◆ **STATED PROBLEM**
The answer is one number: how many lines hold the string "this".

---*---

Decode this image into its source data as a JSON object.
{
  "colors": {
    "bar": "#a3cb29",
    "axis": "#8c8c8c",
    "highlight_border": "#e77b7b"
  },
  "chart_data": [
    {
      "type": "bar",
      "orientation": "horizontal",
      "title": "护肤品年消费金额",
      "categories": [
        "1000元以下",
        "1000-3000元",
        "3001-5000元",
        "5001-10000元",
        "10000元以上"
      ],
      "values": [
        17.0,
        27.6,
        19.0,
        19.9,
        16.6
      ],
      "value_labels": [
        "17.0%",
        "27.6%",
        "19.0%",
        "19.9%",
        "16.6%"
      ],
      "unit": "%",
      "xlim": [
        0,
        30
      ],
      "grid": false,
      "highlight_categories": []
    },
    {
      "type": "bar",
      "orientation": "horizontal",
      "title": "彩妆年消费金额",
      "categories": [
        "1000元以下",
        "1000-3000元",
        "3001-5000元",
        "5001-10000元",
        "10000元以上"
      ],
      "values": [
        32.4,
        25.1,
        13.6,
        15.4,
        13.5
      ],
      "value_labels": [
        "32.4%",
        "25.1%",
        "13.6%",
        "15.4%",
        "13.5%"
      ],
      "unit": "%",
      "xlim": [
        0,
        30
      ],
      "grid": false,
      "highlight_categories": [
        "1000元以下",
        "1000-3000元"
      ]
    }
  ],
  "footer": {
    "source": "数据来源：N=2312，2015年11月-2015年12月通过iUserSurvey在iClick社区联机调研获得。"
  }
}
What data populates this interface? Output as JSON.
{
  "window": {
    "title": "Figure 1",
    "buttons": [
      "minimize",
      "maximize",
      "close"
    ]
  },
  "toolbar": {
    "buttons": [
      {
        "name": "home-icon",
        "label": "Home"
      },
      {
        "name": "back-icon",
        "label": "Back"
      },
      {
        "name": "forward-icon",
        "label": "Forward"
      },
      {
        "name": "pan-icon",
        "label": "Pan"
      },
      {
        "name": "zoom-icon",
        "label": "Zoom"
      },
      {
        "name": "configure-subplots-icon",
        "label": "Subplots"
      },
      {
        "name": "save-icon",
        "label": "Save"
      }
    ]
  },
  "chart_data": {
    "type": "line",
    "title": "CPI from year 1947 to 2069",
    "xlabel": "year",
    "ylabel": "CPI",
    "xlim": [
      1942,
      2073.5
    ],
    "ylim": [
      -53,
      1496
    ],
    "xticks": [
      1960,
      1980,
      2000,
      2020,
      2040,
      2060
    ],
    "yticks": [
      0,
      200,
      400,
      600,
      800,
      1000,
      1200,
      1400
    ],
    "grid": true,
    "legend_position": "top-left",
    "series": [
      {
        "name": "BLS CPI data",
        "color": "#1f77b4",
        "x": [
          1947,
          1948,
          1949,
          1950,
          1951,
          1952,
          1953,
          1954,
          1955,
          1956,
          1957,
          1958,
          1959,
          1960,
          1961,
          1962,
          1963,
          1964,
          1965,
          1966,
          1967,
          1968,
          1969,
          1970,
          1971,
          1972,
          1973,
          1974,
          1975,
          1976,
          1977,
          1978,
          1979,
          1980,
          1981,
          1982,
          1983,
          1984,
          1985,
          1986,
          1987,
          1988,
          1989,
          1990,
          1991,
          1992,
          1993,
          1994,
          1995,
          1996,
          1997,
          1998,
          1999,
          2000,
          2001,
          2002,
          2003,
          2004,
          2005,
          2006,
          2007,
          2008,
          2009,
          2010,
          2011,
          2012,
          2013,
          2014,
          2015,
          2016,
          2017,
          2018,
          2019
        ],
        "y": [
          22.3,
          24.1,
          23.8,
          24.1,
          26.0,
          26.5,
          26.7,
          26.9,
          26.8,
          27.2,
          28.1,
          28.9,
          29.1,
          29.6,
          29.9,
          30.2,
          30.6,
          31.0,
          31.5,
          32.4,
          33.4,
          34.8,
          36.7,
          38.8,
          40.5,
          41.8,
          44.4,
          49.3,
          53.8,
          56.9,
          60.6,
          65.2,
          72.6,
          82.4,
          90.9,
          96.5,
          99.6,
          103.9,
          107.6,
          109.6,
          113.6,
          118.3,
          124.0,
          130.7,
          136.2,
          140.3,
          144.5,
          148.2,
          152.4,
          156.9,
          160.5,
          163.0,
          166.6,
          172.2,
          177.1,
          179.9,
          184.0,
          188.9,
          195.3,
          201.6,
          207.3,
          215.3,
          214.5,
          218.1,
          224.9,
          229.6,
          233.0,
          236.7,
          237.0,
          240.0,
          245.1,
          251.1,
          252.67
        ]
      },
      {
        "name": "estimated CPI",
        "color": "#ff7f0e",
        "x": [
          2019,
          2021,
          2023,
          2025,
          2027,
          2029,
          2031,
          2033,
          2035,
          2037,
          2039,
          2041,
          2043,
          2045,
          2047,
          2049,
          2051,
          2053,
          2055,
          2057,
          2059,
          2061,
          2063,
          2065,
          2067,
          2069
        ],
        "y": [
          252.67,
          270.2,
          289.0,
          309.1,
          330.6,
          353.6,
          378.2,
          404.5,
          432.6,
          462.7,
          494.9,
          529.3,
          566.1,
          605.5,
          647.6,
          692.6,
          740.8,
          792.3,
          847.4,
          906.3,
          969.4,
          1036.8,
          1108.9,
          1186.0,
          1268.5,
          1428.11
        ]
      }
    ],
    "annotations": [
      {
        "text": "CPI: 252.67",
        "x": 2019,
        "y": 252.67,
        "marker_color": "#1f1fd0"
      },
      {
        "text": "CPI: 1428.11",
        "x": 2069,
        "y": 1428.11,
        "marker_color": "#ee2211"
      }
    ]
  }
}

---*---

◆ **FULL SOLUTION**
2